• **Problem statement**
In the forum thread below, list every abbreviation written in capital letters that Marriagesucks uses in the body of the post, leaving out the time stamps and the edit note.

• **Reading text**
■ ■ ■

Single mom to a sweet girl.
J707 (original poster member #63778) posted at 4:57 PM on Saturday, May 18th, 2019
No name was on the pill bottle. Does planned parenthood just give out prescriptions without a name? Not sure. It wasn't from her regular doctor. Why would she keep an empty bottle from cleaning out a coworkers locker, why not toss it in the trash. I call bullshit. Theres no reason to keep "garbage" like that in your purse. Doesn't make sense.
Marriagesucks ( member #46828) posted at 5:12 PM on Saturday, May 18th, 2019
Like you I've gone through this sh*t with my brother as well. I gave him the full routine of what red flags to watch out for. Tried my best to get him to join SI to no avail as he is the self reliant type.
A couple of other things come to mind.
If he goes for her phone be damn sure she is not awake when he does. My brothers WW woke up and a nasty squabble ensued as a result (as in hair pulling and clawing).
Make sure he keeps a VAR in his pocket every time he talks to his wife. That is what brought my brother down in the end (false DV charge). It took many, many months to get the RO thrown out of court as frivolous.
[This message edited by Marriagesucks at 11:14 AM, May 18th (Saturday)]
The greatest trick the Devil ever pulled was convincing the world he didn't exist.

■ ■ ■

• **Listed records**

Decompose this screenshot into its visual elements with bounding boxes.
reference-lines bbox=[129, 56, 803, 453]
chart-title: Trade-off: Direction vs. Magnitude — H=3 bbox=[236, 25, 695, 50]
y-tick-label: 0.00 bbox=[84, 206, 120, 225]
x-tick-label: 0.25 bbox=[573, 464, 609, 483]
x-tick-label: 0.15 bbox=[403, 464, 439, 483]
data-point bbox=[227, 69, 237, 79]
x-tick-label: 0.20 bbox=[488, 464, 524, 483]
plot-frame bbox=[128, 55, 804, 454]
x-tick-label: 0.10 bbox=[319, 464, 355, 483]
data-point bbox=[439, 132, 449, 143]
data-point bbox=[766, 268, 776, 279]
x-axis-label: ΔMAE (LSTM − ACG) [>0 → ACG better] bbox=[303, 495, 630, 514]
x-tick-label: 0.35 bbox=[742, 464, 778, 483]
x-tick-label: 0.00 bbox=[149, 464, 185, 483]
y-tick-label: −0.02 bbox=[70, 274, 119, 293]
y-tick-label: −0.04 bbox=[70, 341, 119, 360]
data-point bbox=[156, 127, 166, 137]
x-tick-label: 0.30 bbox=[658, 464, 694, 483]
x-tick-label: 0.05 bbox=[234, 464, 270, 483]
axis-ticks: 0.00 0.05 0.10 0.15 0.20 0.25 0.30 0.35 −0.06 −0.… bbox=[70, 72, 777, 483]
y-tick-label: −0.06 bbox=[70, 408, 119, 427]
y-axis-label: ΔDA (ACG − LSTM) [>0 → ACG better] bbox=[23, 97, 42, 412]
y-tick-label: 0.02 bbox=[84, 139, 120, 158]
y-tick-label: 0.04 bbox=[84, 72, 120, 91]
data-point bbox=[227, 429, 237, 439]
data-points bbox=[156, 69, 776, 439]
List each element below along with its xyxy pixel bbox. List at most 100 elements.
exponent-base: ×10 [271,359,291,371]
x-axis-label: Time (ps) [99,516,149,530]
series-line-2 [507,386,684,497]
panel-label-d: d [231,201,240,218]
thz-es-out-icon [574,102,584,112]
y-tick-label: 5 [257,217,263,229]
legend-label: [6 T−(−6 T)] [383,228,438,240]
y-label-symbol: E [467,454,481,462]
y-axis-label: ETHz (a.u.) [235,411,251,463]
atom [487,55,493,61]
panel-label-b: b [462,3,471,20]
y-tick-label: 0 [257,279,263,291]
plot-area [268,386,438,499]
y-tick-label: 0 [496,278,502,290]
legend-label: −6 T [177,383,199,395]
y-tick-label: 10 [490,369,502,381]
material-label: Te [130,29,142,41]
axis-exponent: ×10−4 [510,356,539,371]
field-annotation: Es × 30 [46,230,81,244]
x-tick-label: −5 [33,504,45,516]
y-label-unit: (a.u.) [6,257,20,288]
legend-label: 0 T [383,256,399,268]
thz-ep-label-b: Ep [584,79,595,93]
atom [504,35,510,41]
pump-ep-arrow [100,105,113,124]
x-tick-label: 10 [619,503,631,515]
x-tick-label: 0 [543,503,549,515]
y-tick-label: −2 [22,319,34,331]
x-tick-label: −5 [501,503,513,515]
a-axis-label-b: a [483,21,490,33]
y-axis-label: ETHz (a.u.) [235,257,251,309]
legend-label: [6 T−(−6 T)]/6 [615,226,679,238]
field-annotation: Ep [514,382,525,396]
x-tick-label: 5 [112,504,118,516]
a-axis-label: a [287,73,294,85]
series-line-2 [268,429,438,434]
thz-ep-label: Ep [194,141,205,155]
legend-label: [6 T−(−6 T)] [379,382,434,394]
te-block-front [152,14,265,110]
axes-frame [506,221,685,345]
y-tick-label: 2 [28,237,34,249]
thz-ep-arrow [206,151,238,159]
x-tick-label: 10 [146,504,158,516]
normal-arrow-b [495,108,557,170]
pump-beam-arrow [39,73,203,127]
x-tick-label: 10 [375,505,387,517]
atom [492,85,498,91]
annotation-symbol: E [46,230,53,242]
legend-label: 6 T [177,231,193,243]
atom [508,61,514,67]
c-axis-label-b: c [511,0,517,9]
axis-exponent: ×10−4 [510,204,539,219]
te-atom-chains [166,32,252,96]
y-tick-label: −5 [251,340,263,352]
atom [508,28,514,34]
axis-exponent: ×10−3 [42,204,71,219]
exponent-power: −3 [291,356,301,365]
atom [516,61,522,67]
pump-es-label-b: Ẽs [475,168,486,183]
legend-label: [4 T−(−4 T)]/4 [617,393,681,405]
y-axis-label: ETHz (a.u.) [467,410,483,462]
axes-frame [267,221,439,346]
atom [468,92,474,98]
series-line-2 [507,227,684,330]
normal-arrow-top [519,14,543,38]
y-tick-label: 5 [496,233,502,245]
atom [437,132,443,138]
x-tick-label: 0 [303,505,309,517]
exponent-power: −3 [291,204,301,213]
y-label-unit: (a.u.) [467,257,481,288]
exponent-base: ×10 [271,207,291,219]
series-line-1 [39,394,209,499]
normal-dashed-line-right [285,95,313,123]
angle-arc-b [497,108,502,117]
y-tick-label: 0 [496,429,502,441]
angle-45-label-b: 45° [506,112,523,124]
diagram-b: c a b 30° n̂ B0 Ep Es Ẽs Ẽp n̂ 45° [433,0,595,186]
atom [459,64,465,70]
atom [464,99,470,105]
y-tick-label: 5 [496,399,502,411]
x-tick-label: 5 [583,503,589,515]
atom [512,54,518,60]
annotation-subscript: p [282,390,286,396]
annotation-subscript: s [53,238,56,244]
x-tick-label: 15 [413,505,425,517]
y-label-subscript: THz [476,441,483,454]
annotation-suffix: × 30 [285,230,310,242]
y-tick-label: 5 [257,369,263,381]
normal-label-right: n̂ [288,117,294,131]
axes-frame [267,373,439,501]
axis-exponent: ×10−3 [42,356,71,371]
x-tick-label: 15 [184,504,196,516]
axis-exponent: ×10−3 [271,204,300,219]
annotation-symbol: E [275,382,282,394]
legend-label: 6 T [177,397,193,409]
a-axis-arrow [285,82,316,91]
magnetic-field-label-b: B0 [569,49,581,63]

■ ■ ■

• **Finished task**
SI, WW, VAR, DV, RO